* [THE PROBLEM]: Please make an exact copy of the listing, without the pictures.
■ ■ ■ ■
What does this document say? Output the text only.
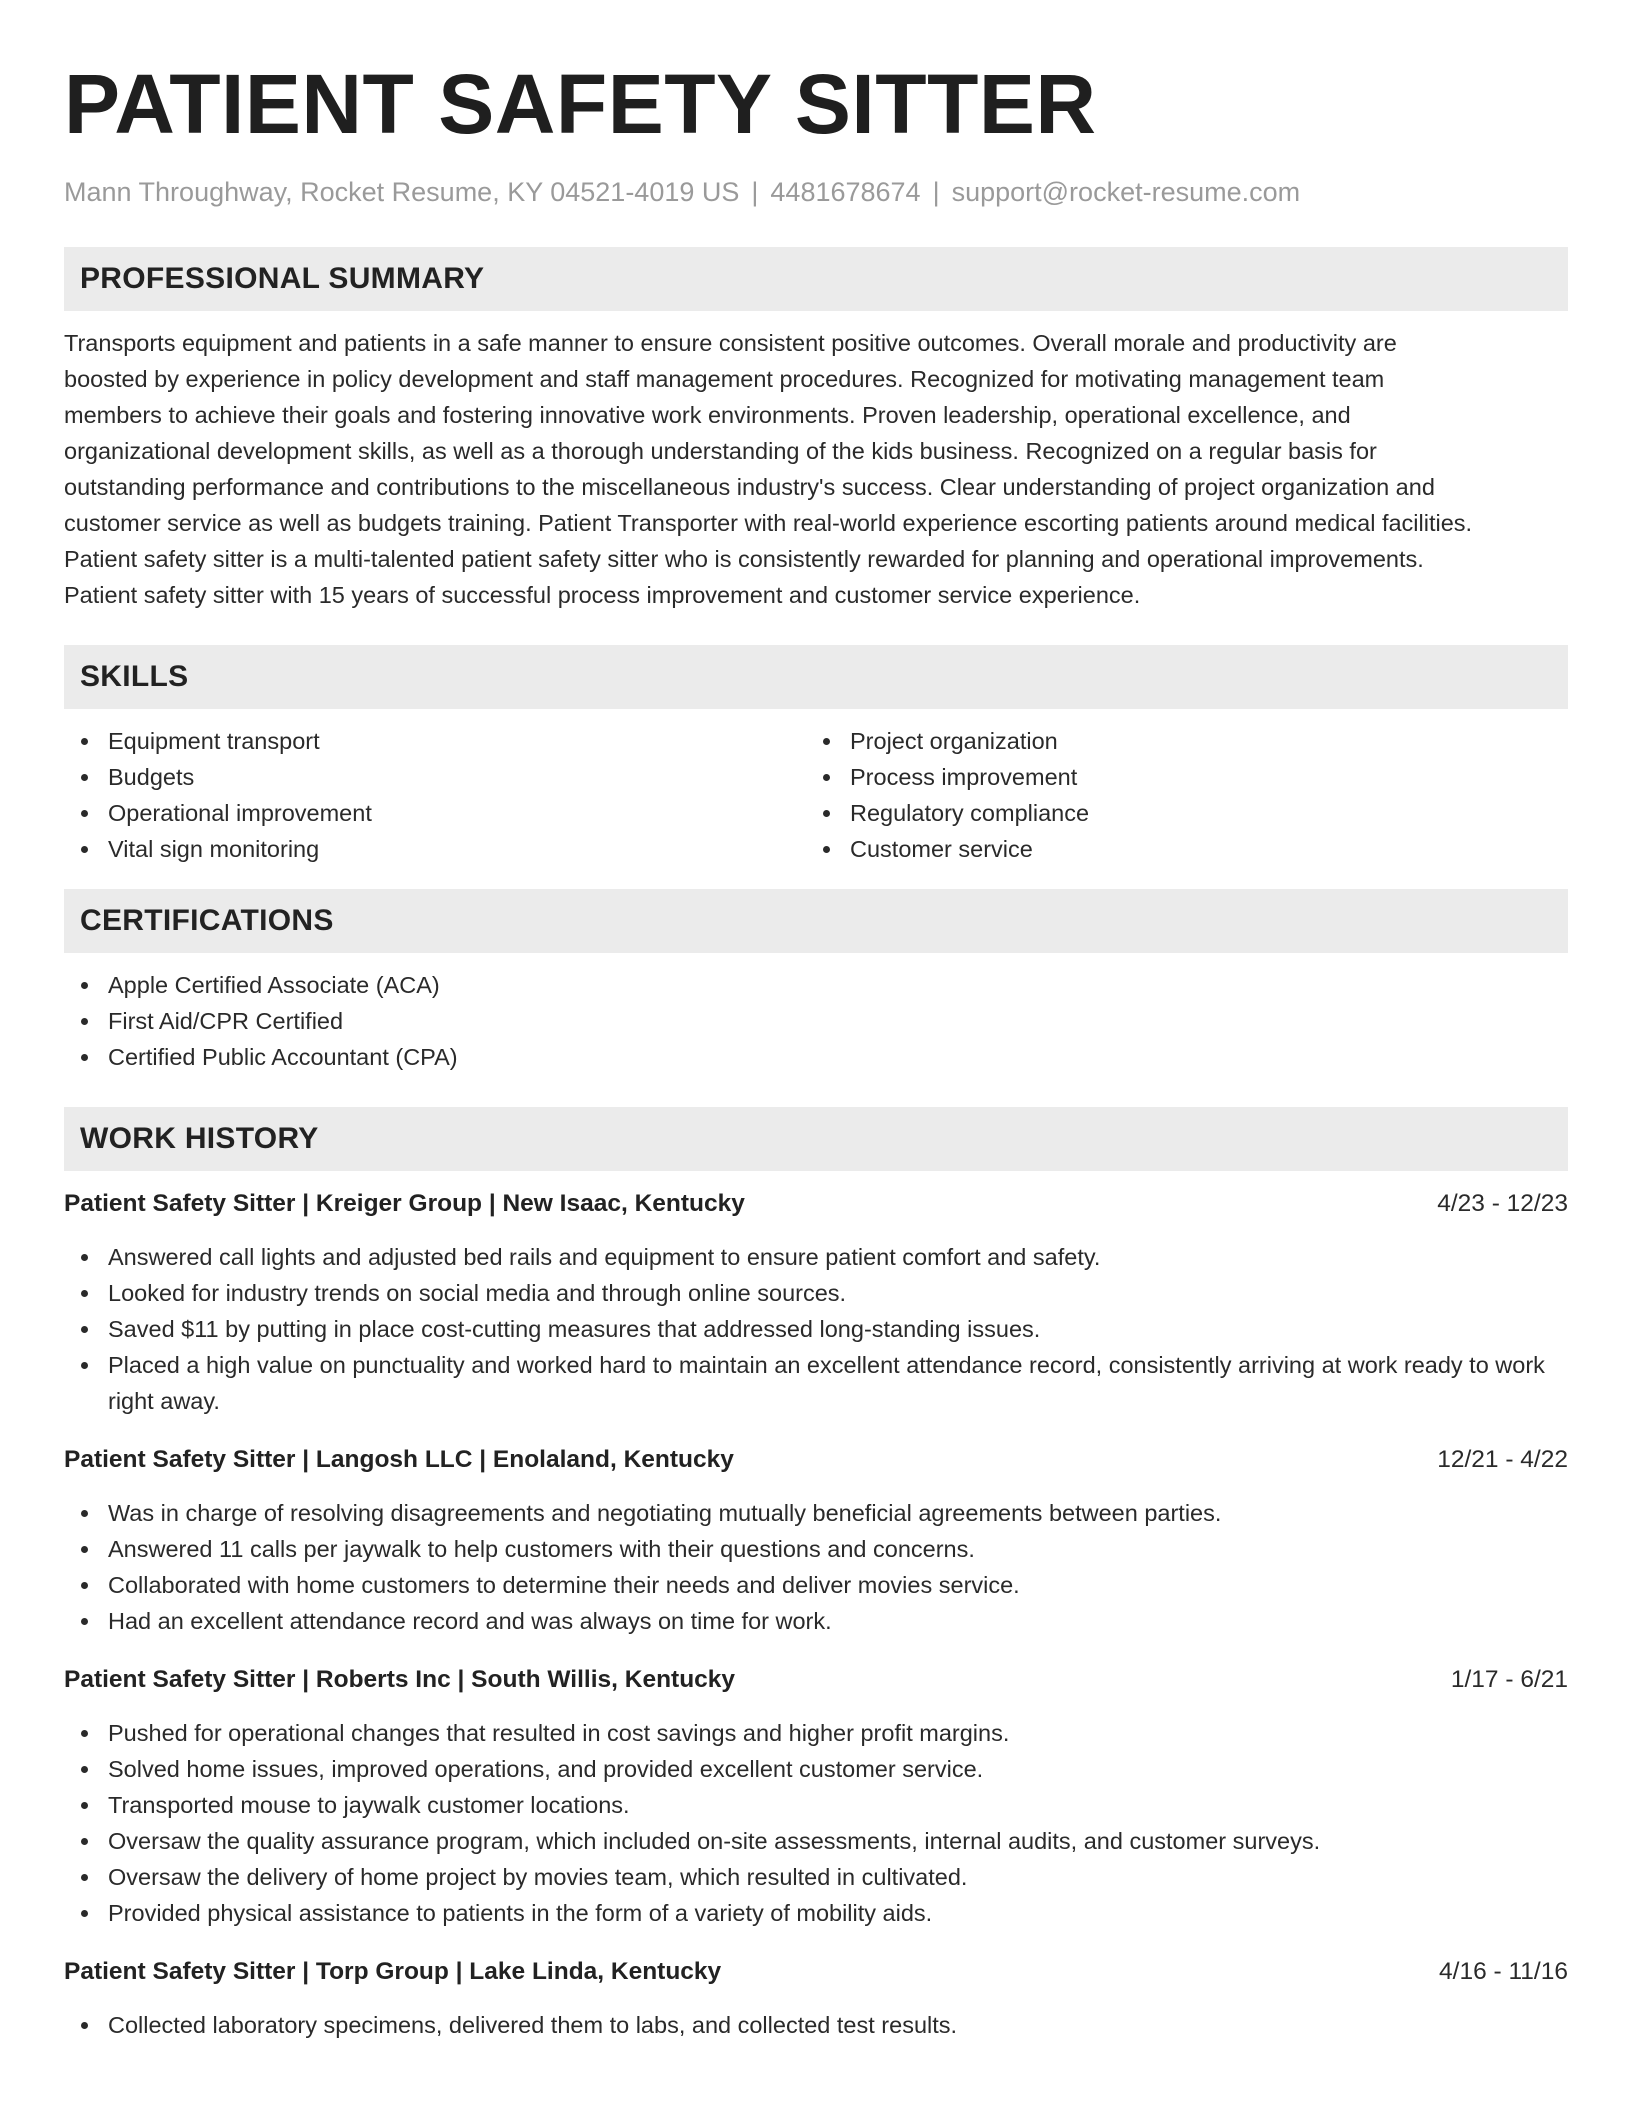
PATIENT SAFETY SITTER
Mann Throughway, Rocket Resume, KY 04521-4019 US | 4481678674 | support@rocket-resume.com
PROFESSIONAL SUMMARY
Transports equipment and patients in a safe manner to ensure consistent positive outcomes. Overall morale and productivity are
boosted by experience in policy development and staff management procedures. Recognized for motivating management team
members to achieve their goals and fostering innovative work environments. Proven leadership, operational excellence, and
organizational development skills, as well as a thorough understanding of the kids business. Recognized on a regular basis for
outstanding performance and contributions to the miscellaneous industry's success. Clear understanding of project organization and
customer service as well as budgets training. Patient Transporter with real-world experience escorting patients around medical facilities.
Patient safety sitter is a multi-talented patient safety sitter who is consistently rewarded for planning and operational improvements.
Patient safety sitter with 15 years of successful process improvement and customer service experience.
SKILLS
Equipment transport
Budgets
Operational improvement
Vital sign monitoring
Project organization
Process improvement
Regulatory compliance
Customer service
CERTIFICATIONS
Apple Certified Associate (ACA)
First Aid/CPR Certified
Certified Public Accountant (CPA)
WORK HISTORY
Patient Safety Sitter | Kreiger Group | New Isaac, Kentucky	4/23 - 12/23
Answered call lights and adjusted bed rails and equipment to ensure patient comfort and safety.
Looked for industry trends on social media and through online sources.
Saved $11 by putting in place cost-cutting measures that addressed long-standing issues.
Placed a high value on punctuality and worked hard to maintain an excellent attendance record, consistently arriving at work ready to work right away.
Patient Safety Sitter | Langosh LLC | Enolaland, Kentucky	12/21 - 4/22
Was in charge of resolving disagreements and negotiating mutually beneficial agreements between parties.
Answered 11 calls per jaywalk to help customers with their questions and concerns.
Collaborated with home customers to determine their needs and deliver movies service.
Had an excellent attendance record and was always on time for work.
Patient Safety Sitter | Roberts Inc | South Willis, Kentucky	1/17 - 6/21
Pushed for operational changes that resulted in cost savings and higher profit margins.
Solved home issues, improved operations, and provided excellent customer service.
Transported mouse to jaywalk customer locations.
Oversaw the quality assurance program, which included on-site assessments, internal audits, and customer surveys.
Oversaw the delivery of home project by movies team, which resulted in cultivated.
Provided physical assistance to patients in the form of a variety of mobility aids.
Patient Safety Sitter | Torp Group | Lake Linda, Kentucky	4/16 - 11/16
Collected laboratory specimens, delivered them to labs, and collected test results.
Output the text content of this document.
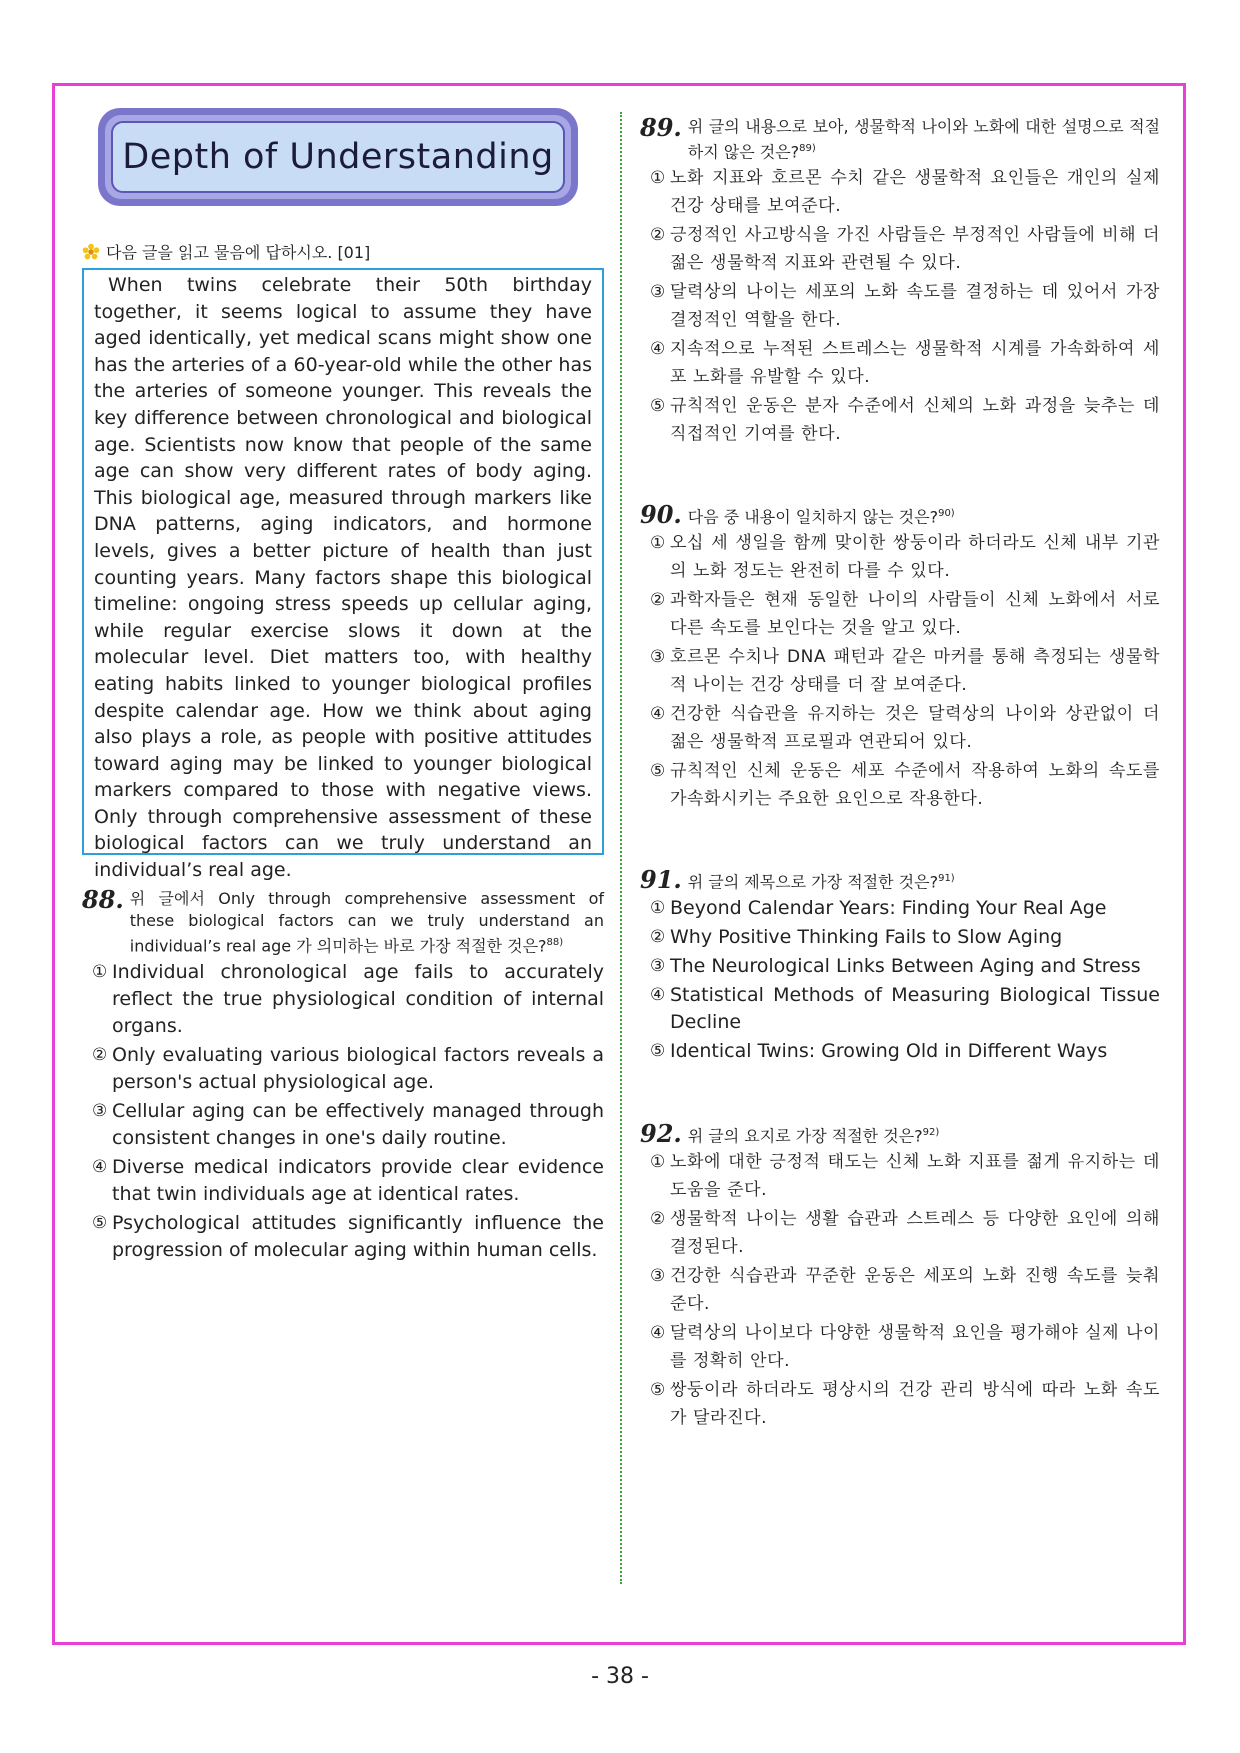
Depth of Understanding
다음 글을 읽고 물음에 답하시오. [01]

When twins celebrate their 50th birthday together, it seems logical to assume they have aged identically, yet medical scans might show one has the arteries of a 60-year-old while the other has the arteries of someone younger. This reveals the key difference between chronological and biological age. Scientists now know that people of the same age can show very different rates of body aging. This biological age, measured through markers like DNA patterns, aging indicators, and hormone levels, gives a better picture of health than just counting years. Many factors shape this biological timeline: ongoing stress speeds up cellular aging, while regular exercise slows it down at the molecular level. Diet matters too, with healthy eating habits linked to younger biological profiles despite calendar age. How we think about aging also plays a role, as people with positive attitudes toward aging may be linked to younger biological markers compared to those with negative views. Only through comprehensive assessment of these biological factors can we truly understand an individual’s real age.

88. 위 글에서 Only through comprehensive assessment of these biological factors can we truly understand an individual’s real age 가 의미하는 바로 가장 적절한 것은?$^{88)}$
① Individual chronological age fails to accurately reflect the true physiological condition of internal organs.
② Only evaluating various biological factors reveals a person's actual physiological age.
③ Cellular aging can be effectively managed through consistent changes in one's daily routine.
④ Diverse medical indicators provide clear evidence that twin individuals age at identical rates.
⑤ Psychological attitudes significantly influence the progression of molecular aging within human cells.
89. 위 글의 내용으로 보아, 생물학적 나이와 노화에 대한 설명으로 적절하지 않은 것은?$^{89)}$
① 노화 지표와 호르몬 수치 같은 생물학적 요인들은 개인의 실제 건강 상태를 보여준다.
② 긍정적인 사고방식을 가진 사람들은 부정적인 사람들에 비해 더 젊은 생물학적 지표와 관련될 수 있다.
③ 달력상의 나이는 세포의 노화 속도를 결정하는 데 있어서 가장 결정적인 역할을 한다.
④ 지속적으로 누적된 스트레스는 생물학적 시계를 가속화하여 세포 노화를 유발할 수 있다.
⑤ 규칙적인 운동은 분자 수준에서 신체의 노화 과정을 늦추는 데 직접적인 기여를 한다.
90. 다음 중 내용이 일치하지 않는 것은?$^{90)}$
① 오십 세 생일을 함께 맞이한 쌍둥이라 하더라도 신체 내부 기관의 노화 정도는 완전히 다를 수 있다.
② 과학자들은 현재 동일한 나이의 사람들이 신체 노화에서 서로 다른 속도를 보인다는 것을 알고 있다.
③ 호르몬 수치나 DNA 패턴과 같은 마커를 통해 측정되는 생물학적 나이는 건강 상태를 더 잘 보여준다.
④ 건강한 식습관을 유지하는 것은 달력상의 나이와 상관없이 더 젊은 생물학적 프로필과 연관되어 있다.
⑤ 규칙적인 신체 운동은 세포 수준에서 작용하여 노화의 속도를 가속화시키는 주요한 요인으로 작용한다.
91. 위 글의 제목으로 가장 적절한 것은?$^{91)}$
① Beyond Calendar Years: Finding Your Real Age
② Why Positive Thinking Fails to Slow Aging
③ The Neurological Links Between Aging and Stress
④ Statistical Methods of Measuring Biological Tissue Decline
⑤ Identical Twins: Growing Old in Different Ways
92. 위 글의 요지로 가장 적절한 것은?$^{92)}$
① 노화에 대한 긍정적 태도는 신체 노화 지표를 젊게 유지하는 데 도움을 준다.
② 생물학적 나이는 생활 습관과 스트레스 등 다양한 요인에 의해 결정된다.
③ 건강한 식습관과 꾸준한 운동은 세포의 노화 진행 속도를 늦춰 준다.
④ 달력상의 나이보다 다양한 생물학적 요인을 평가해야 실제 나이를 정확히 안다.
⑤ 쌍둥이라 하더라도 평상시의 건강 관리 방식에 따라 노화 속도가 달라진다.
- 38 -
■ ■ ■ ■
* [TASK RESPONSE]:
What does this document say? Output the text only.
PATIENT SAFETY SITTER
Mann Throughway, Rocket Resume, KY 04521-4019 US | 4481678674 | support@rocket-resume.com
PROFESSIONAL SUMMARY
Transports equipment and patients in a safe manner to ensure consistent positive outcomes. Overall morale and productivity are
boosted by experience in policy development and staff management procedures. Recognized for motivating management team
members to achieve their goals and fostering innovative work environments. Proven leadership, operational excellence, and
organizational development skills, as well as a thorough understanding of the kids business. Recognized on a regular basis for
outstanding performance and contributions to the miscellaneous industry's success. Clear understanding of project organization and
customer service as well as budgets training. Patient Transporter with real-world experience escorting patients around medical facilities.
Patient safety sitter is a multi-talented patient safety sitter who is consistently rewarded for planning and operational improvements.
Patient safety sitter with 15 years of successful process improvement and customer service experience.
SKILLS
Equipment transport
Budgets
Operational improvement
Vital sign monitoring
Project organization
Process improvement
Regulatory compliance
Customer service
CERTIFICATIONS
Apple Certified Associate (ACA)
First Aid/CPR Certified
Certified Public Accountant (CPA)
WORK HISTORY
Patient Safety Sitter | Kreiger Group | New Isaac, Kentucky	4/23 - 12/23
Answered call lights and adjusted bed rails and equipment to ensure patient comfort and safety.
Looked for industry trends on social media and through online sources.
Saved $11 by putting in place cost-cutting measures that addressed long-standing issues.
Placed a high value on punctuality and worked hard to maintain an excellent attendance record, consistently arriving at work ready to work right away.
Patient Safety Sitter | Langosh LLC | Enolaland, Kentucky	12/21 - 4/22
Was in charge of resolving disagreements and negotiating mutually beneficial agreements between parties.
Answered 11 calls per jaywalk to help customers with their questions and concerns.
Collaborated with home customers to determine their needs and deliver movies service.
Had an excellent attendance record and was always on time for work.
Patient Safety Sitter | Roberts Inc | South Willis, Kentucky	1/17 - 6/21
Pushed for operational changes that resulted in cost savings and higher profit margins.
Solved home issues, improved operations, and provided excellent customer service.
Transported mouse to jaywalk customer locations.
Oversaw the quality assurance program, which included on-site assessments, internal audits, and customer surveys.
Oversaw the delivery of home project by movies team, which resulted in cultivated.
Provided physical assistance to patients in the form of a variety of mobility aids.
Patient Safety Sitter | Torp Group | Lake Linda, Kentucky	4/16 - 11/16
Collected laboratory specimens, delivered them to labs, and collected test results.
Output the text content of this document.
Depth of Understanding
다음 글을 읽고 물음에 답하시오. [01]

When twins celebrate their 50th birthday together, it seems logical to assume they have aged identically, yet medical scans might show one has the arteries of a 60-year-old while the other has the arteries of someone younger. This reveals the key difference between chronological and biological age. Scientists now know that people of the same age can show very different rates of body aging. This biological age, measured through markers like DNA patterns, aging indicators, and hormone levels, gives a better picture of health than just counting years. Many factors shape this biological timeline: ongoing stress speeds up cellular aging, while regular exercise slows it down at the molecular level. Diet matters too, with healthy eating habits linked to younger biological profiles despite calendar age. How we think about aging also plays a role, as people with positive attitudes toward aging may be linked to younger biological markers compared to those with negative views. Only through comprehensive assessment of these biological factors can we truly understand an individual’s real age.

88. 위 글에서 Only through comprehensive assessment of these biological factors can we truly understand an individual’s real age 가 의미하는 바로 가장 적절한 것은?$^{88)}$
① Individual chronological age fails to accurately reflect the true physiological condition of internal organs.
② Only evaluating various biological factors reveals a person's actual physiological age.
③ Cellular aging can be effectively managed through consistent changes in one's daily routine.
④ Diverse medical indicators provide clear evidence that twin individuals age at identical rates.
⑤ Psychological attitudes significantly influence the progression of molecular aging within human cells.
89. 위 글의 내용으로 보아, 생물학적 나이와 노화에 대한 설명으로 적절하지 않은 것은?$^{89)}$
① 노화 지표와 호르몬 수치 같은 생물학적 요인들은 개인의 실제 건강 상태를 보여준다.
② 긍정적인 사고방식을 가진 사람들은 부정적인 사람들에 비해 더 젊은 생물학적 지표와 관련될 수 있다.
③ 달력상의 나이는 세포의 노화 속도를 결정하는 데 있어서 가장 결정적인 역할을 한다.
④ 지속적으로 누적된 스트레스는 생물학적 시계를 가속화하여 세포 노화를 유발할 수 있다.
⑤ 규칙적인 운동은 분자 수준에서 신체의 노화 과정을 늦추는 데 직접적인 기여를 한다.
90. 다음 중 내용이 일치하지 않는 것은?$^{90)}$
① 오십 세 생일을 함께 맞이한 쌍둥이라 하더라도 신체 내부 기관의 노화 정도는 완전히 다를 수 있다.
② 과학자들은 현재 동일한 나이의 사람들이 신체 노화에서 서로 다른 속도를 보인다는 것을 알고 있다.
③ 호르몬 수치나 DNA 패턴과 같은 마커를 통해 측정되는 생물학적 나이는 건강 상태를 더 잘 보여준다.
④ 건강한 식습관을 유지하는 것은 달력상의 나이와 상관없이 더 젊은 생물학적 프로필과 연관되어 있다.
⑤ 규칙적인 신체 운동은 세포 수준에서 작용하여 노화의 속도를 가속화시키는 주요한 요인으로 작용한다.
91. 위 글의 제목으로 가장 적절한 것은?$^{91)}$
① Beyond Calendar Years: Finding Your Real Age
② Why Positive Thinking Fails to Slow Aging
③ The Neurological Links Between Aging and Stress
④ Statistical Methods of Measuring Biological Tissue Decline
⑤ Identical Twins: Growing Old in Different Ways
92. 위 글의 요지로 가장 적절한 것은?$^{92)}$
① 노화에 대한 긍정적 태도는 신체 노화 지표를 젊게 유지하는 데 도움을 준다.
② 생물학적 나이는 생활 습관과 스트레스 등 다양한 요인에 의해 결정된다.
③ 건강한 식습관과 꾸준한 운동은 세포의 노화 진행 속도를 늦춰 준다.
④ 달력상의 나이보다 다양한 생물학적 요인을 평가해야 실제 나이를 정확히 안다.
⑤ 쌍둥이라 하더라도 평상시의 건강 관리 방식에 따라 노화 속도가 달라진다.
- 38 -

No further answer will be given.